** START SELECTED PASSAGE **
# Fantasy Fighter Death Match - Round 7



## Steerpike (Jun 8, 2012)

Vote here; Fantasy Fighter Death Match - CHALLONGE!

This time we have Gilgamesh v. Beowulf. That's interesting, at least!


----------



## Ankari (Jun 9, 2012)

Jaime vs Lan Mandragoran is a great fight.  Something i would love to see.

So is Conan vs Druss the Legend and Aragorn vs Waylander.

Icarium vs Gimli shouldn't be at a 50% split, and this was after I voted for Icarium!  I think people are purposely trying to throw this contest.


----------



## Philip Overby (Jun 9, 2012)

I honestly don't think people are trying to throw it.  They just don't know most of the characters.  Hopefully, this tournament may encourage them to seek out some of these other books.  I know it has for me.  I wouldn't have picked up my copy of Legend again if it wasn't for Druss's appearance.


----------



## Steerpike (Jun 10, 2012)

Weak.

Aragorn over Waylander? In your dreams.

Legolas over the Death Dealer? Right.

Eoywn over Gotrek? LOL.

Raise your hand if you've never read anything other than Lord of the Rings


----------



## Steerpike (Jun 10, 2012)
** END SELECTED PASSAGE **
**SET PROBLEM A**. Write out the part of the Fantasy Fighter Death Match thread from "Icarium vs Gimli" to "for Druss's appearance.".
**SET PROBLEM B**. In the Fantasy Fighter Death Match thread, which book did Philip Overby say he picked up again because of Druss's appearance?
** START DATA RECORDS **
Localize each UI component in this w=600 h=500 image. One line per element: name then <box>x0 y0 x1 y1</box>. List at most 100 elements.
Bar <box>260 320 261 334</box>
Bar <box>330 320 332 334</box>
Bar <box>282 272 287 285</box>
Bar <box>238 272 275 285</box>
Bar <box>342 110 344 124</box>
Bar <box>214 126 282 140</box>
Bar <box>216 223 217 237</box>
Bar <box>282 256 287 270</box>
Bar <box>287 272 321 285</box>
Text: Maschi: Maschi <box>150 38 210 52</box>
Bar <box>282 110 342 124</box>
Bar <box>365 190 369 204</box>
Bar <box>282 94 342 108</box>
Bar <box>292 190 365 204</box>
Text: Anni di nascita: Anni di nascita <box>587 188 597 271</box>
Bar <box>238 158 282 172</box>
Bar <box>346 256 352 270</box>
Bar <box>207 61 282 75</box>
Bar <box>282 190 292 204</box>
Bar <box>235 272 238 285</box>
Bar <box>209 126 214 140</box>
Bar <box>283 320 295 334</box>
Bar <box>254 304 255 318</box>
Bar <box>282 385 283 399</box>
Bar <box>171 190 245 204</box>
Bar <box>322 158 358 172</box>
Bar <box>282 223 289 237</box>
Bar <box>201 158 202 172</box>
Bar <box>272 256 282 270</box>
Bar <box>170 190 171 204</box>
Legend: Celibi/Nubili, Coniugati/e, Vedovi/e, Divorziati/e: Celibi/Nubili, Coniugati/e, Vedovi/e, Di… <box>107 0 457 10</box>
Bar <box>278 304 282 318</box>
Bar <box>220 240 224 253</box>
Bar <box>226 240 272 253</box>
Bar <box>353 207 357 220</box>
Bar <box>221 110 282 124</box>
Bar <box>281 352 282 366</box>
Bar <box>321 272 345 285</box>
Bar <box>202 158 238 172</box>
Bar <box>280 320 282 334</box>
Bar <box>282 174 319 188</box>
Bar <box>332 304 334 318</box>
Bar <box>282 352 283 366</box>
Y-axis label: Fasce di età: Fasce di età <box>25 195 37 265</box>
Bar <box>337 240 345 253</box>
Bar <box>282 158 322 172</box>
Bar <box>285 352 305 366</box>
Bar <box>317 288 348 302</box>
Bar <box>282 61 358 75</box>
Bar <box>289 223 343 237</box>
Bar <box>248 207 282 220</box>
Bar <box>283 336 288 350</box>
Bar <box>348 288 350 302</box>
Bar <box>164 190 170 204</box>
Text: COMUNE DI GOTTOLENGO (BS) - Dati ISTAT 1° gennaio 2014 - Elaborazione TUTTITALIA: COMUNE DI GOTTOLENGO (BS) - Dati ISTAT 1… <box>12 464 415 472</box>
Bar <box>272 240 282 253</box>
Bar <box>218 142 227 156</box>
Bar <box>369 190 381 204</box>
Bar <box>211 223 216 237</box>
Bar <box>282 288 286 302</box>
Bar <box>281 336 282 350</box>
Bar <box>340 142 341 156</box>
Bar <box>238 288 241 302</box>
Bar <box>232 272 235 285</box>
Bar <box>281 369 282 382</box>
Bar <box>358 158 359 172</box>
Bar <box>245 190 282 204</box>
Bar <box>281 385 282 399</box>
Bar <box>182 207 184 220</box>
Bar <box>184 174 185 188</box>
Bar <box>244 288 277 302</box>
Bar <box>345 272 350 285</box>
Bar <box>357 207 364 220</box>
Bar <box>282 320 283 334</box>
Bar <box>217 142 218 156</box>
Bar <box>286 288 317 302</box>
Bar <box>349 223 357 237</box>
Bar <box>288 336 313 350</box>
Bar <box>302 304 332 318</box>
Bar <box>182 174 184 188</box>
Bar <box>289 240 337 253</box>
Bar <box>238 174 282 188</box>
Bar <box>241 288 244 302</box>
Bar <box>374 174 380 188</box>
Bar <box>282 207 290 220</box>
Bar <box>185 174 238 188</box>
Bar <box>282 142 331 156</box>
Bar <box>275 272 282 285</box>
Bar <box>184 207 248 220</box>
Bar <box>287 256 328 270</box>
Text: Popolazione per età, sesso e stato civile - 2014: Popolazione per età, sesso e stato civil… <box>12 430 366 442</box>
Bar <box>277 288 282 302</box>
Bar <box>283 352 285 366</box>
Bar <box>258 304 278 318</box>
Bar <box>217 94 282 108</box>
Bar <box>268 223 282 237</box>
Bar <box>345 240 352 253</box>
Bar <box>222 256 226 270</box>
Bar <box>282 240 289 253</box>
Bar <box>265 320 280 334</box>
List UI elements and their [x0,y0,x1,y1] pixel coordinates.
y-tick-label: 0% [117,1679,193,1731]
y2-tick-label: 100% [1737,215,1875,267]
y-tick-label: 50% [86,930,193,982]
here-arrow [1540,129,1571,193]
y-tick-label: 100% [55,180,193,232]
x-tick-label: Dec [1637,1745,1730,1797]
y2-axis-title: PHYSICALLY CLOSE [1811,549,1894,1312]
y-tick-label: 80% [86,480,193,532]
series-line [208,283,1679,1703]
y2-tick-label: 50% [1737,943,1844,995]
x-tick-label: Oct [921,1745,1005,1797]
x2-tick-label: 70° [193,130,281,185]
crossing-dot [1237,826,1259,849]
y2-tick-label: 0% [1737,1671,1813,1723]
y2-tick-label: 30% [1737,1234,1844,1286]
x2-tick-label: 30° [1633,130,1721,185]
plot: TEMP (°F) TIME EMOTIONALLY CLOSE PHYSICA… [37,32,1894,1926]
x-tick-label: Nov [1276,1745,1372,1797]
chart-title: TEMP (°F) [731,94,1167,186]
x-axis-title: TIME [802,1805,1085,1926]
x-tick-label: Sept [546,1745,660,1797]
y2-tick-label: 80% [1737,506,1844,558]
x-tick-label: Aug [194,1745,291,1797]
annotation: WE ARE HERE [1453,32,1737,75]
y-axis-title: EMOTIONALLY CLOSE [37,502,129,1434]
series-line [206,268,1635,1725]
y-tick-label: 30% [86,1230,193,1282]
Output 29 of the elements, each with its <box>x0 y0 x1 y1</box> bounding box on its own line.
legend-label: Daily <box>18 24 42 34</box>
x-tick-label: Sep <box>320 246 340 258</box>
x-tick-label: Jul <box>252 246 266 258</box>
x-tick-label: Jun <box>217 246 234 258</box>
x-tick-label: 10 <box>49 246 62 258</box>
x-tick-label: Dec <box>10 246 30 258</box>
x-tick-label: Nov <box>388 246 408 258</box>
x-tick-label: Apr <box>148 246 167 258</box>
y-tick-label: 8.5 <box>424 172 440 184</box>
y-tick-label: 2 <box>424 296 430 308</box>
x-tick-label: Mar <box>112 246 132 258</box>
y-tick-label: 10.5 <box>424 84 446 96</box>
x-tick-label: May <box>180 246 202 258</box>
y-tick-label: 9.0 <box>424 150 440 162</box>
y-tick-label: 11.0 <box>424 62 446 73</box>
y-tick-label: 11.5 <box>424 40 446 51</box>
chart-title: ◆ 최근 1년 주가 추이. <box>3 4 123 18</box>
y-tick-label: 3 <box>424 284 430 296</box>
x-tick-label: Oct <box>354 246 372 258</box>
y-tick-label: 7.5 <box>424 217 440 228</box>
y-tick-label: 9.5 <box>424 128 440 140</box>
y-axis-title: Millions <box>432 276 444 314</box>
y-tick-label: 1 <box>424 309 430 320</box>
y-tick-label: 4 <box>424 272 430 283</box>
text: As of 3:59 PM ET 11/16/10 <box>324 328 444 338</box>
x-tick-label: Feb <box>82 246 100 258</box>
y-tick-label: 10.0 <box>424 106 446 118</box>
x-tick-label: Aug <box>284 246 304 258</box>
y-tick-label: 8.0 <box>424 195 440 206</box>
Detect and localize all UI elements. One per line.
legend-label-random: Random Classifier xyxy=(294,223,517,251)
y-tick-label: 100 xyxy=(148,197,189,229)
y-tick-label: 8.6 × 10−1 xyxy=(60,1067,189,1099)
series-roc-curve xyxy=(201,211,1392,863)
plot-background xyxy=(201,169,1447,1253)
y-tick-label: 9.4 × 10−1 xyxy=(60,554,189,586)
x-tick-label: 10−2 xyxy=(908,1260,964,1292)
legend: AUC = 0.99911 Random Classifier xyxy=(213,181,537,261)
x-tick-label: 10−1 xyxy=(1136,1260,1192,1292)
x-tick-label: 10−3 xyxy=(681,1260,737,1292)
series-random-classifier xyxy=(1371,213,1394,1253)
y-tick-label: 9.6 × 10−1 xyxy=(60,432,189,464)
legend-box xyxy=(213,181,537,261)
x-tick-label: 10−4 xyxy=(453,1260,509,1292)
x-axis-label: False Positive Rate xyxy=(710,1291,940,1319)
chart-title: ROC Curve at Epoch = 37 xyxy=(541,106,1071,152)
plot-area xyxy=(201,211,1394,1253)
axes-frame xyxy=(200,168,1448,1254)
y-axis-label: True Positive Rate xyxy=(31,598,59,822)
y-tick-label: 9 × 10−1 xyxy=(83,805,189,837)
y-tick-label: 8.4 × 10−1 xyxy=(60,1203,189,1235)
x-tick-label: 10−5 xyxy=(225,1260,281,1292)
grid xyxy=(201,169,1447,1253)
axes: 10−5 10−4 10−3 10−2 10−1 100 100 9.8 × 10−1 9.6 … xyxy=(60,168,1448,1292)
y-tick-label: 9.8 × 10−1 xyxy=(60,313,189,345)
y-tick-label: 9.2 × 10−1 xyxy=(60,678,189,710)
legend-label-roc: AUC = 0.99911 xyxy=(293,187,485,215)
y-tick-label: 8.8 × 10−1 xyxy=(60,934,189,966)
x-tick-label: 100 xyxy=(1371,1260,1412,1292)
** END DATA RECORDS **
**OUTPUT A**.
Icarium vs Gimli shouldn't be at a 50% split, and this was after I voted for Icarium!  I think people are purposely trying to throw this contest.


----------



## Philip Overby (Jun 9, 2012)

I honestly don't think people are trying to throw it.  They just don't know most of the characters.  Hopefully, this tournament may encourage them to seek out some of these other books.  I know it has for me.  I wouldn't have picked up my copy of Legend again if it wasn't for Druss's appearance.

**OUTPUT B**. Legend